Exercise prompt – Can you output the material exactly as written, minus any pictures it holds?

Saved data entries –
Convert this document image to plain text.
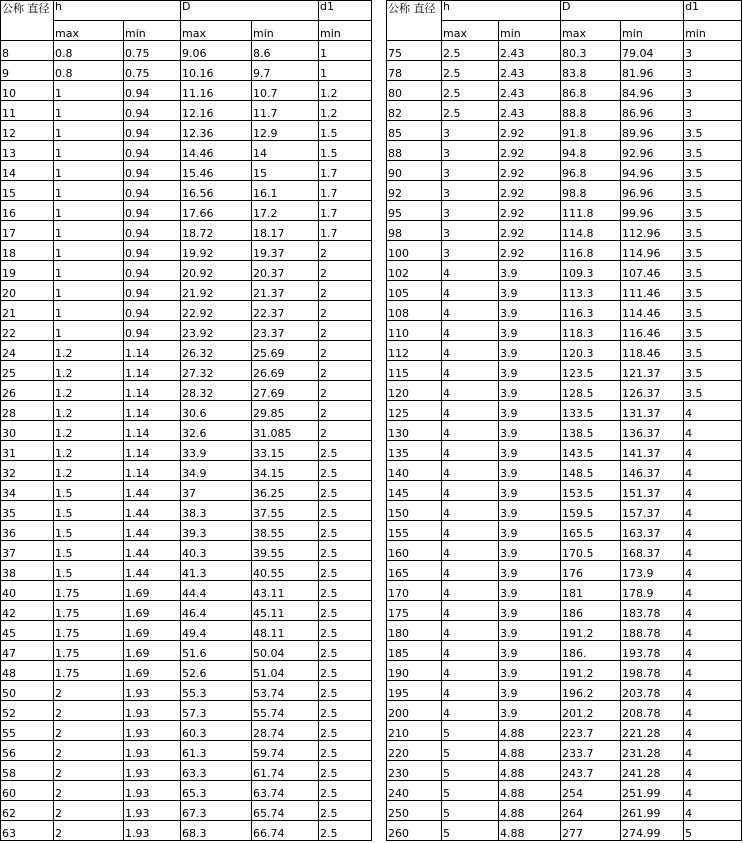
公称 直径	h		D		d1		公称 直径	h		D		d1
	max	min	max	min	min			max	min	max	min	min
8	0.8	0.75	9.06	8.6	1		75	2.5	2.43	80.3	79.04	3
9	0.8	0.75	10.16	9.7	1		78	2.5	2.43	83.8	81.96	3
10	1	0.94	11.16	10.7	1.2		80	2.5	2.43	86.8	84.96	3
11	1	0.94	12.16	11.7	1.2		82	2.5	2.43	88.8	86.96	3
12	1	0.94	12.36	12.9	1.5		85	3	2.92	91.8	89.96	3.5
13	1	0.94	14.46	14	1.5		88	3	2.92	94.8	92.96	3.5
14	1	0.94	15.46	15	1.7		90	3	2.92	96.8	94.96	3.5
15	1	0.94	16.56	16.1	1.7		92	3	2.92	98.8	96.96	3.5
16	1	0.94	17.66	17.2	1.7		95	3	2.92	111.8	99.96	3.5
17	1	0.94	18.72	18.17	1.7		98	3	2.92	114.8	112.96	3.5
18	1	0.94	19.92	19.37	2		100	3	2.92	116.8	114.96	3.5
19	1	0.94	20.92	20.37	2		102	4	3.9	109.3	107.46	3.5
20	1	0.94	21.92	21.37	2		105	4	3.9	113.3	111.46	3.5
21	1	0.94	22.92	22.37	2		108	4	3.9	116.3	114.46	3.5
22	1	0.94	23.92	23.37	2		110	4	3.9	118.3	116.46	3.5
24	1.2	1.14	26.32	25.69	2		112	4	3.9	120.3	118.46	3.5
25	1.2	1.14	27.32	26.69	2		115	4	3.9	123.5	121.37	3.5
26	1.2	1.14	28.32	27.69	2		120	4	3.9	128.5	126.37	3.5
28	1.2	1.14	30.6	29.85	2		125	4	3.9	133.5	131.37	4
30	1.2	1.14	32.6	31.085	2		130	4	3.9	138.5	136.37	4
31	1.2	1.14	33.9	33.15	2.5		135	4	3.9	143.5	141.37	4
32	1.2	1.14	34.9	34.15	2.5		140	4	3.9	148.5	146.37	4
34	1.5	1.44	37	36.25	2.5		145	4	3.9	153.5	151.37	4
35	1.5	1.44	38.3	37.55	2.5		150	4	3.9	159.5	157.37	4
36	1.5	1.44	39.3	38.55	2.5		155	4	3.9	165.5	163.37	4
37	1.5	1.44	40.3	39.55	2.5		160	4	3.9	170.5	168.37	4
38	1.5	1.44	41.3	40.55	2.5		165	4	3.9	176	173.9	4
40	1.75	1.69	44.4	43.11	2.5		170	4	3.9	181	178.9	4
42	1.75	1.69	46.4	45.11	2.5		175	4	3.9	186	183.78	4
45	1.75	1.69	49.4	48.11	2.5		180	4	3.9	191.2	188.78	4
47	1.75	1.69	51.6	50.04	2.5		185	4	3.9	186.	193.78	4
48	1.75	1.69	52.6	51.04	2.5		190	4	3.9	191.2	198.78	4
50	2	1.93	55.3	53.74	2.5		195	4	3.9	196.2	203.78	4
52	2	1.93	57.3	55.74	2.5		200	4	3.9	201.2	208.78	4
55	2	1.93	60.3	28.74	2.5		210	5	4.88	223.7	221.28	4
56	2	1.93	61.3	59.74	2.5		220	5	4.88	233.7	231.28	4
58	2	1.93	63.3	61.74	2.5		230	5	4.88	243.7	241.28	4
60	2	1.93	65.3	63.74	2.5		240	5	4.88	254	251.99	4
62	2	1.93	67.3	65.74	2.5		250	5	4.88	264	261.99	4
63	2	1.93	68.3	66.74	2.5		260	5	4.88	277	274.99	5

Worked solution –
Convert this document image to plain text.
公称 直径	h		D		d1		公称 直径	h		D		d1
	max	min	max	min	min			max	min	max	min	min
8	0.8	0.75	9.06	8.6	1		75	2.5	2.43	80.3	79.04	3
9	0.8	0.75	10.16	9.7	1		78	2.5	2.43	83.8	81.96	3
10	1	0.94	11.16	10.7	1.2		80	2.5	2.43	86.8	84.96	3
11	1	0.94	12.16	11.7	1.2		82	2.5	2.43	88.8	86.96	3
12	1	0.94	12.36	12.9	1.5		85	3	2.92	91.8	89.96	3.5
13	1	0.94	14.46	14	1.5		88	3	2.92	94.8	92.96	3.5
14	1	0.94	15.46	15	1.7		90	3	2.92	96.8	94.96	3.5
15	1	0.94	16.56	16.1	1.7		92	3	2.92	98.8	96.96	3.5
16	1	0.94	17.66	17.2	1.7		95	3	2.92	111.8	99.96	3.5
17	1	0.94	18.72	18.17	1.7		98	3	2.92	114.8	112.96	3.5
18	1	0.94	19.92	19.37	2		100	3	2.92	116.8	114.96	3.5
19	1	0.94	20.92	20.37	2		102	4	3.9	109.3	107.46	3.5
20	1	0.94	21.92	21.37	2		105	4	3.9	113.3	111.46	3.5
21	1	0.94	22.92	22.37	2		108	4	3.9	116.3	114.46	3.5
22	1	0.94	23.92	23.37	2		110	4	3.9	118.3	116.46	3.5
24	1.2	1.14	26.32	25.69	2		112	4	3.9	120.3	118.46	3.5
25	1.2	1.14	27.32	26.69	2		115	4	3.9	123.5	121.37	3.5
26	1.2	1.14	28.32	27.69	2		120	4	3.9	128.5	126.37	3.5
28	1.2	1.14	30.6	29.85	2		125	4	3.9	133.5	131.37	4
30	1.2	1.14	32.6	31.085	2		130	4	3.9	138.5	136.37	4
31	1.2	1.14	33.9	33.15	2.5		135	4	3.9	143.5	141.37	4
32	1.2	1.14	34.9	34.15	2.5		140	4	3.9	148.5	146.37	4
34	1.5	1.44	37	36.25	2.5		145	4	3.9	153.5	151.37	4
35	1.5	1.44	38.3	37.55	2.5		150	4	3.9	159.5	157.37	4
36	1.5	1.44	39.3	38.55	2.5		155	4	3.9	165.5	163.37	4
37	1.5	1.44	40.3	39.55	2.5		160	4	3.9	170.5	168.37	4
38	1.5	1.44	41.3	40.55	2.5		165	4	3.9	176	173.9	4
40	1.75	1.69	44.4	43.11	2.5		170	4	3.9	181	178.9	4
42	1.75	1.69	46.4	45.11	2.5		175	4	3.9	186	183.78	4
45	1.75	1.69	49.4	48.11	2.5		180	4	3.9	191.2	188.78	4
47	1.75	1.69	51.6	50.04	2.5		185	4	3.9	186.	193.78	4
48	1.75	1.69	52.6	51.04	2.5		190	4	3.9	191.2	198.78	4
50	2	1.93	55.3	53.74	2.5		195	4	3.9	196.2	203.78	4
52	2	1.93	57.3	55.74	2.5		200	4	3.9	201.2	208.78	4
55	2	1.93	60.3	28.74	2.5		210	5	4.88	223.7	221.28	4
56	2	1.93	61.3	59.74	2.5		220	5	4.88	233.7	231.28	4
58	2	1.93	63.3	61.74	2.5		230	5	4.88	243.7	241.28	4
60	2	1.93	65.3	63.74	2.5		240	5	4.88	254	251.99	4
62	2	1.93	67.3	65.74	2.5		250	5	4.88	264	261.99	4
63	2	1.93	68.3	66.74	2.5		260	5	4.88	277	274.99	5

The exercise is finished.